— begin DATA RECORDS —
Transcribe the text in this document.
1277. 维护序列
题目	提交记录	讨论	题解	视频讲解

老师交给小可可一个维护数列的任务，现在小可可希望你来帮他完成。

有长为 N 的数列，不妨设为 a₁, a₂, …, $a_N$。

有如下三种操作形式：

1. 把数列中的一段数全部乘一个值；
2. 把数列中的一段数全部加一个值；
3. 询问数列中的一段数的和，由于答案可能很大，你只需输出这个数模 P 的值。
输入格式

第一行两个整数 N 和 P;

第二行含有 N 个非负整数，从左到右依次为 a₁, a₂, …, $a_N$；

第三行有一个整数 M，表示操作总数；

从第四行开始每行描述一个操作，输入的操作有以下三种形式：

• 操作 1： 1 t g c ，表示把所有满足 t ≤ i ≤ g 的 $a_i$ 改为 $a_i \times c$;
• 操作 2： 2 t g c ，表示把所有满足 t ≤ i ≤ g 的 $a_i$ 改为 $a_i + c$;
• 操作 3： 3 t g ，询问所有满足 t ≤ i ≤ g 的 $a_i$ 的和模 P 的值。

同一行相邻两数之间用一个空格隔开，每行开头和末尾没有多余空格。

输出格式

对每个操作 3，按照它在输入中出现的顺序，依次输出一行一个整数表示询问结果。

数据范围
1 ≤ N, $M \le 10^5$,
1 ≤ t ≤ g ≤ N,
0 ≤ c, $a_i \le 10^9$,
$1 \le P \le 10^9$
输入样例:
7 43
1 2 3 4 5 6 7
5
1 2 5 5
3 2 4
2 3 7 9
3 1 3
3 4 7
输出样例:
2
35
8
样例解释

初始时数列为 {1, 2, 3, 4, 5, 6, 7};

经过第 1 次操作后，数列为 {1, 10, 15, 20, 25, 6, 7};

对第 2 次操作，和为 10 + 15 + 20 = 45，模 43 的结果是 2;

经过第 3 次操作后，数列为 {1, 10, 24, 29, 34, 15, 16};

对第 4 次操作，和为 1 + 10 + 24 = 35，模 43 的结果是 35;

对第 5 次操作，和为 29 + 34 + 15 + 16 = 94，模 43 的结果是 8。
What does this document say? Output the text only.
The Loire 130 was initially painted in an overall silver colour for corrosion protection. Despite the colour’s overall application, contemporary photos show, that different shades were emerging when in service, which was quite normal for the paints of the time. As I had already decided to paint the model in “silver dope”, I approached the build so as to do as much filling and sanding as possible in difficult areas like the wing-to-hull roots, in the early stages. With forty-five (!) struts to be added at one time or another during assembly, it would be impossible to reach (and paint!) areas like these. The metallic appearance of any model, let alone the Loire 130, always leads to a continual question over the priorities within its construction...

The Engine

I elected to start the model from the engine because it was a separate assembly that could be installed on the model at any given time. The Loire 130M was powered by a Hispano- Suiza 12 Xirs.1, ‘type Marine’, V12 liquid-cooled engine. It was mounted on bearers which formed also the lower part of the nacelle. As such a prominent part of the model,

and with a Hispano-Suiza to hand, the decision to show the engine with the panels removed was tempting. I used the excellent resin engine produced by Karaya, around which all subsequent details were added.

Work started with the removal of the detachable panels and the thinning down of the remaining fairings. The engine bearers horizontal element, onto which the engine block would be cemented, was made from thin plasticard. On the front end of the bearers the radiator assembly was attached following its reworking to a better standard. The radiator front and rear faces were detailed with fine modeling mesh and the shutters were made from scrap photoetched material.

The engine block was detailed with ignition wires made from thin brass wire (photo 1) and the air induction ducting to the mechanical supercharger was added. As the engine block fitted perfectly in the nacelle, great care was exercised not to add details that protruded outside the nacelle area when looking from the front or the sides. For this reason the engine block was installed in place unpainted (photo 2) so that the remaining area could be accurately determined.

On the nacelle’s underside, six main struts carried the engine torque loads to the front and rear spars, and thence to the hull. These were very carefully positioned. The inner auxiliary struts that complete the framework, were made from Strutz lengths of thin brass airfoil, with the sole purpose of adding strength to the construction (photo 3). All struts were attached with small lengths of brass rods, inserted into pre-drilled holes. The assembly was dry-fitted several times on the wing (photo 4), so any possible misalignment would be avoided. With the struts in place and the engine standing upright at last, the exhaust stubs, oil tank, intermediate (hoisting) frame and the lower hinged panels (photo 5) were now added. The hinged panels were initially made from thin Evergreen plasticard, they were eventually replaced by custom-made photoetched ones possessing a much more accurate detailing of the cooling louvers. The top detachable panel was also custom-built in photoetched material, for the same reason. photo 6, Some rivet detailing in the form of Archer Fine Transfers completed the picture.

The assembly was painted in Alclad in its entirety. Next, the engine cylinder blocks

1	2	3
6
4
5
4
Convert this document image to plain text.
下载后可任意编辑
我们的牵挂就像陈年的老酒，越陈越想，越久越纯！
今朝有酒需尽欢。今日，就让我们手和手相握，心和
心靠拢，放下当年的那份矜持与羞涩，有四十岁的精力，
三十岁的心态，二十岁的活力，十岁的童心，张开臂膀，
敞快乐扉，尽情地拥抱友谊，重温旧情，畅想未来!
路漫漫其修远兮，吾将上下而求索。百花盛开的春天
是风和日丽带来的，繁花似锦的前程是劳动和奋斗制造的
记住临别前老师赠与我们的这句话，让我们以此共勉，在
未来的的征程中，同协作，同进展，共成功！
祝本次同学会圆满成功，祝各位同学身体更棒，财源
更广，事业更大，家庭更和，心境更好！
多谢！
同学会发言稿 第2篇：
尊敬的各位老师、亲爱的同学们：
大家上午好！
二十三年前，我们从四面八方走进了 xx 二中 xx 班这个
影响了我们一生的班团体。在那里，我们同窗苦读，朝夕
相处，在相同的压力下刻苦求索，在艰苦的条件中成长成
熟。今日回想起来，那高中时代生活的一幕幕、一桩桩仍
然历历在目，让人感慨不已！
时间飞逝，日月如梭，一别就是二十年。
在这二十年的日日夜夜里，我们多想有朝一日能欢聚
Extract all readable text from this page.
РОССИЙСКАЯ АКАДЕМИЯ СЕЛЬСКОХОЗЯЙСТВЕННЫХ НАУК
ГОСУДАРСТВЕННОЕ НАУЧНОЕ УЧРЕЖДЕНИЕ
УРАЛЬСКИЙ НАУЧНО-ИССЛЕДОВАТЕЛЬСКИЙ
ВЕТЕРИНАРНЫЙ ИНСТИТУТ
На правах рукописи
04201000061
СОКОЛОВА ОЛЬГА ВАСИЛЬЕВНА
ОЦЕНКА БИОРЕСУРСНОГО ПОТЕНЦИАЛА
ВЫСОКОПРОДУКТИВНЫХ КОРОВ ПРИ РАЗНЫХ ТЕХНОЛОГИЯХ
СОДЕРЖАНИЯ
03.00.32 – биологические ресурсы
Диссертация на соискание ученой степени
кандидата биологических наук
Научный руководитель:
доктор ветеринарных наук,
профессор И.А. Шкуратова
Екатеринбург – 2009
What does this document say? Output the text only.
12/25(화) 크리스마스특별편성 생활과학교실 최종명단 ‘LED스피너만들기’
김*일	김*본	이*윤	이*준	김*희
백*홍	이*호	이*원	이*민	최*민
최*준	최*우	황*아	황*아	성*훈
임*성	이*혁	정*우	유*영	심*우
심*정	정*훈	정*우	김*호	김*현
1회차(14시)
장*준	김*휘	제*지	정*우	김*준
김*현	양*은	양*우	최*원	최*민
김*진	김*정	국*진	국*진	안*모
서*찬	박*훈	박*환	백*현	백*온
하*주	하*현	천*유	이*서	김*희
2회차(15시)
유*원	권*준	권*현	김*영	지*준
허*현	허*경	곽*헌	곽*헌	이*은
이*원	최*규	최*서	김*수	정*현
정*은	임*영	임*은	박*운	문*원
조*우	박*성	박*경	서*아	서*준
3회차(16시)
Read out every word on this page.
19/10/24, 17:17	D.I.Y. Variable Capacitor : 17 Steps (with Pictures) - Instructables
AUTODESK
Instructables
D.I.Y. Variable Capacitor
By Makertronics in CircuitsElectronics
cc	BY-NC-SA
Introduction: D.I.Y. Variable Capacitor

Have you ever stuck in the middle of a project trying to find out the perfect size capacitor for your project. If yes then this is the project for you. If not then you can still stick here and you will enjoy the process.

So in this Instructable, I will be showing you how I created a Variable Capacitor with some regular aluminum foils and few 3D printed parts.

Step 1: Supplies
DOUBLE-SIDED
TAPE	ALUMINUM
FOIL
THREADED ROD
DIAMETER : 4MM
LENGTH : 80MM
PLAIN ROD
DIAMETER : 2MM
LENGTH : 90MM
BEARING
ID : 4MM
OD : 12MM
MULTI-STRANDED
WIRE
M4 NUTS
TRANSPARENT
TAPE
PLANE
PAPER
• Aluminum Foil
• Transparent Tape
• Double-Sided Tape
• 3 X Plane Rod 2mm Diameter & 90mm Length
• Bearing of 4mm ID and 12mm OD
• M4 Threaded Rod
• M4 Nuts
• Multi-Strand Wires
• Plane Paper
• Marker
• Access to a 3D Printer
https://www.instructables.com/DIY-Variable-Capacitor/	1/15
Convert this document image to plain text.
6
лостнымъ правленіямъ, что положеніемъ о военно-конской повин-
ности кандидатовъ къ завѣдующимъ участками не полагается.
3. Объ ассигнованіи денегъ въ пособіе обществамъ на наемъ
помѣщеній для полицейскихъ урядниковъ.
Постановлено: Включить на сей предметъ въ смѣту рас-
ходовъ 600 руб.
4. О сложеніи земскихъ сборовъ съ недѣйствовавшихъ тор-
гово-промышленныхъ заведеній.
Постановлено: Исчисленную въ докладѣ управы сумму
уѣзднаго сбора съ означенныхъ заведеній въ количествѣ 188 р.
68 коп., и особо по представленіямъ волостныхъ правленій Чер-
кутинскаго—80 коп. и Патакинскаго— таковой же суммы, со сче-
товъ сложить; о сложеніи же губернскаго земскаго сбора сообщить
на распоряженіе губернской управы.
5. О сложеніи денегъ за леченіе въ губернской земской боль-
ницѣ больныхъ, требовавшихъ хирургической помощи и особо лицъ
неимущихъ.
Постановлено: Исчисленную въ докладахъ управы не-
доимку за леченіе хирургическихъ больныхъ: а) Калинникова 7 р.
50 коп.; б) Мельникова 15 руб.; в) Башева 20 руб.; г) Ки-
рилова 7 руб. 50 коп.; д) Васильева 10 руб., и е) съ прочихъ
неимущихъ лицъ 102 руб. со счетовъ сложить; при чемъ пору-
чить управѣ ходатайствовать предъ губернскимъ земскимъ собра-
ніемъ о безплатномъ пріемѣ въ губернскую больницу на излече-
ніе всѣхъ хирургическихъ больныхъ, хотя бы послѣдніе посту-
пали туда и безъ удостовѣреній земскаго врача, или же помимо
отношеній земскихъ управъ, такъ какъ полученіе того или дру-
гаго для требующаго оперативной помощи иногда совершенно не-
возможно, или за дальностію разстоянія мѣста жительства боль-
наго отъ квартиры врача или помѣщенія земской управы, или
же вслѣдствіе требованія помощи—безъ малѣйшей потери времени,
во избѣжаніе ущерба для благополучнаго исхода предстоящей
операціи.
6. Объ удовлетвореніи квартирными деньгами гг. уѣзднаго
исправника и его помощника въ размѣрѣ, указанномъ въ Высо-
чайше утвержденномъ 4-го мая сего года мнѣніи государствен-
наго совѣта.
— end DATA RECORDS —
» REQUIRED WORK
Pick out each line that holds the string "земскаго".

» RESULT OF THIS TASK
товъ сложить; о сложеніи же губернскаго земскаго сбора сообщить
пали туда и безъ удостовѣреній земскаго врача, или же помимо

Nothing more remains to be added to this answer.